## What is needed
Send back the entries below exactly as they appear.

## Information given
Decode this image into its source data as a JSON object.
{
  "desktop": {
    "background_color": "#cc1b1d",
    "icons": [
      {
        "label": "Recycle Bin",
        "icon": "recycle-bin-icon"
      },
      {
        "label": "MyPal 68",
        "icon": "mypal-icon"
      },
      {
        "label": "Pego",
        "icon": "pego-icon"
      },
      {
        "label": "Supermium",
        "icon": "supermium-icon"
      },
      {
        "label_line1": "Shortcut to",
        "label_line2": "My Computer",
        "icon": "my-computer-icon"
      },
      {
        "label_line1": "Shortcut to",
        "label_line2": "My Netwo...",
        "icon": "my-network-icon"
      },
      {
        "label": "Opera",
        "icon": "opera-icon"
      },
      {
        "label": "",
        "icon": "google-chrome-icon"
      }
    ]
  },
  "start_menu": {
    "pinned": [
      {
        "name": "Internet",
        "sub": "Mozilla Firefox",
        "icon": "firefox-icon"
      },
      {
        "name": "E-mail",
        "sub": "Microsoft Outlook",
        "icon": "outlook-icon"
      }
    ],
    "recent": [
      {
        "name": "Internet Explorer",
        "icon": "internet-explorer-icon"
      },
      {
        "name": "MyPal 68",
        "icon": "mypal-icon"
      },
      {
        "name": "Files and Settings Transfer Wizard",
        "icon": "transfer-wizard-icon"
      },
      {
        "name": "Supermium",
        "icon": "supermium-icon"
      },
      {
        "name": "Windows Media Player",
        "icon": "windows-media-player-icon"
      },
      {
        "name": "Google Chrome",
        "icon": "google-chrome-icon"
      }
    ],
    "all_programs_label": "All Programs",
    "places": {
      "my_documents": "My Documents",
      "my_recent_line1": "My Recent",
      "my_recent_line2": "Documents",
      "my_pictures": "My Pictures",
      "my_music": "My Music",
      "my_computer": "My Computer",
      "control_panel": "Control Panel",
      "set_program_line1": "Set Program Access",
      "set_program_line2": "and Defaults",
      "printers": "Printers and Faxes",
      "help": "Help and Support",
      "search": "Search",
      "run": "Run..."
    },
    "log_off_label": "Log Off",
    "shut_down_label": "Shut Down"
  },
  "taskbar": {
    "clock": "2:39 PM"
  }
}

## Solution to this problem
Decode this image into its source data as a JSON object.
{
  "desktop": {
    "background_color": "#cc1b1d",
    "icons": [
      {
        "label": "Recycle Bin",
        "icon": "recycle-bin-icon"
      },
      {
        "label": "MyPal 68",
        "icon": "mypal-icon"
      },
      {
        "label": "Pego",
        "icon": "pego-icon"
      },
      {
        "label": "Supermium",
        "icon": "supermium-icon"
      },
      {
        "label_line1": "Shortcut to",
        "label_line2": "My Computer",
        "icon": "my-computer-icon"
      },
      {
        "label_line1": "Shortcut to",
        "label_line2": "My Netwo...",
        "icon": "my-network-icon"
      },
      {
        "label": "Opera",
        "icon": "opera-icon"
      },
      {
        "label": "",
        "icon": "google-chrome-icon"
      }
    ]
  },
  "start_menu": {
    "pinned": [
      {
        "name": "Internet",
        "sub": "Mozilla Firefox",
        "icon": "firefox-icon"
      },
      {
        "name": "E-mail",
        "sub": "Microsoft Outlook",
        "icon": "outlook-icon"
      }
    ],
    "recent": [
      {
        "name": "Internet Explorer",
        "icon": "internet-explorer-icon"
      },
      {
        "name": "MyPal 68",
        "icon": "mypal-icon"
      },
      {
        "name": "Files and Settings Transfer Wizard",
        "icon": "transfer-wizard-icon"
      },
      {
        "name": "Supermium",
        "icon": "supermium-icon"
      },
      {
        "name": "Windows Media Player",
        "icon": "windows-media-player-icon"
      },
      {
        "name": "Google Chrome",
        "icon": "google-chrome-icon"
      }
    ],
    "all_programs_label": "All Programs",
    "places": {
      "my_documents": "My Documents",
      "my_recent_line1": "My Recent",
      "my_recent_line2": "Documents",
      "my_pictures": "My Pictures",
      "my_music": "My Music",
      "my_computer": "My Computer",
      "control_panel": "Control Panel",
      "set_program_line1": "Set Program Access",
      "set_program_line2": "and Defaults",
      "printers": "Printers and Faxes",
      "help": "Help and Support",
      "search": "Search",
      "run": "Run..."
    },
    "log_off_label": "Log Off",
    "shut_down_label": "Shut Down"
  },
  "taskbar": {
    "clock": "2:39 PM"
  }
}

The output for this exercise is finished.